GOAL:
Gather up every line that includes the string "name".
++++
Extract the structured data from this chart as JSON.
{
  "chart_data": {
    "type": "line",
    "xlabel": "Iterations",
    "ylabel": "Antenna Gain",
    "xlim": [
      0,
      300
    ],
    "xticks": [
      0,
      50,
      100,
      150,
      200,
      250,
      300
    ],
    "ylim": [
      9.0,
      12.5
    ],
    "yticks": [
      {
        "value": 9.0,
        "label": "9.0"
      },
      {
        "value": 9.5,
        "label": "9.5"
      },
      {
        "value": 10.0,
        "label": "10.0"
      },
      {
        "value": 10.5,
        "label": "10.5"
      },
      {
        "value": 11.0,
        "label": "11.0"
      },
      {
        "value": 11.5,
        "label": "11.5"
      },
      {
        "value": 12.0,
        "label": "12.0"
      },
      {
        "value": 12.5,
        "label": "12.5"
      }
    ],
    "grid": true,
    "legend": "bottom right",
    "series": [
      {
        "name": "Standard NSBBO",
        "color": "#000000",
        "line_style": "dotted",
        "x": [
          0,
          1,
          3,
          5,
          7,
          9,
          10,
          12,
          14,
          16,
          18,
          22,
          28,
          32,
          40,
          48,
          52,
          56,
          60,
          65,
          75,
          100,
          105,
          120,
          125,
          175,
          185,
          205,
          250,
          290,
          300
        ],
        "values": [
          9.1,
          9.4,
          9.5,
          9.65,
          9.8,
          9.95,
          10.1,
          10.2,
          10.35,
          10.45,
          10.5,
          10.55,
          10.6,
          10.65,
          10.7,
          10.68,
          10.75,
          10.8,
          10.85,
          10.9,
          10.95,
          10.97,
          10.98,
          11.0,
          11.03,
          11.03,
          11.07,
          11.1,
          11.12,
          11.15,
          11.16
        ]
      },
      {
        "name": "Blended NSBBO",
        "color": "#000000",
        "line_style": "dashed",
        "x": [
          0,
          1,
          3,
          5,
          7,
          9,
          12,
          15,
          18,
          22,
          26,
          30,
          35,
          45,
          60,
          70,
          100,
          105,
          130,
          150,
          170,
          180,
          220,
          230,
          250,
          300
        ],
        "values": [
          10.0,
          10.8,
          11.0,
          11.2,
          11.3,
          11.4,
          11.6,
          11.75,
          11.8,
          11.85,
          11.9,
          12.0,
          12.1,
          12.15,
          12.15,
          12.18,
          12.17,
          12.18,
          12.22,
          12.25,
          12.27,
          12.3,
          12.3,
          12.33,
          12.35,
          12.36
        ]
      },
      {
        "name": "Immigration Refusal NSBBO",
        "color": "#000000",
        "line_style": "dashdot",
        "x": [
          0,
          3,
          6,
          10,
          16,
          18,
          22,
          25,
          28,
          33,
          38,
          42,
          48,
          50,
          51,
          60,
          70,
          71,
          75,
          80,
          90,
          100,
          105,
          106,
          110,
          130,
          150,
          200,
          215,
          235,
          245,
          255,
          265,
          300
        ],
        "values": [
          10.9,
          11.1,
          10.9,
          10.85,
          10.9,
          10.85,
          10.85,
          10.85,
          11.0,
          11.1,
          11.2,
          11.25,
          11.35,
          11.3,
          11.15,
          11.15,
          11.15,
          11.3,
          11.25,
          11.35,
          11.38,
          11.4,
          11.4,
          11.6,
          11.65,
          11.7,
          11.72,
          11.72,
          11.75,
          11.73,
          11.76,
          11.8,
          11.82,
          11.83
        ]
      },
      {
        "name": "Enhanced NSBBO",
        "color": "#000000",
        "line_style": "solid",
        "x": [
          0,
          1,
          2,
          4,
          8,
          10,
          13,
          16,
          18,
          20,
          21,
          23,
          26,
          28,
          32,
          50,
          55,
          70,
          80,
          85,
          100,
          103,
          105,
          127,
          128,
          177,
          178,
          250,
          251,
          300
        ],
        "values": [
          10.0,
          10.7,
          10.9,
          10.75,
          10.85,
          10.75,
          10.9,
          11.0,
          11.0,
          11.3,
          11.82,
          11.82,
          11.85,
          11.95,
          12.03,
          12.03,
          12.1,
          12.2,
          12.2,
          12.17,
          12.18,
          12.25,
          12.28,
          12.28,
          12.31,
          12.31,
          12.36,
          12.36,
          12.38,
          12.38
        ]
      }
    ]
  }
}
++++
WRITTEN RESPONSE:
        "name": "Standard NSBBO",
        "name": "Blended NSBBO",
        "name": "Immigration Refusal NSBBO",
        "name": "Enhanced NSBBO",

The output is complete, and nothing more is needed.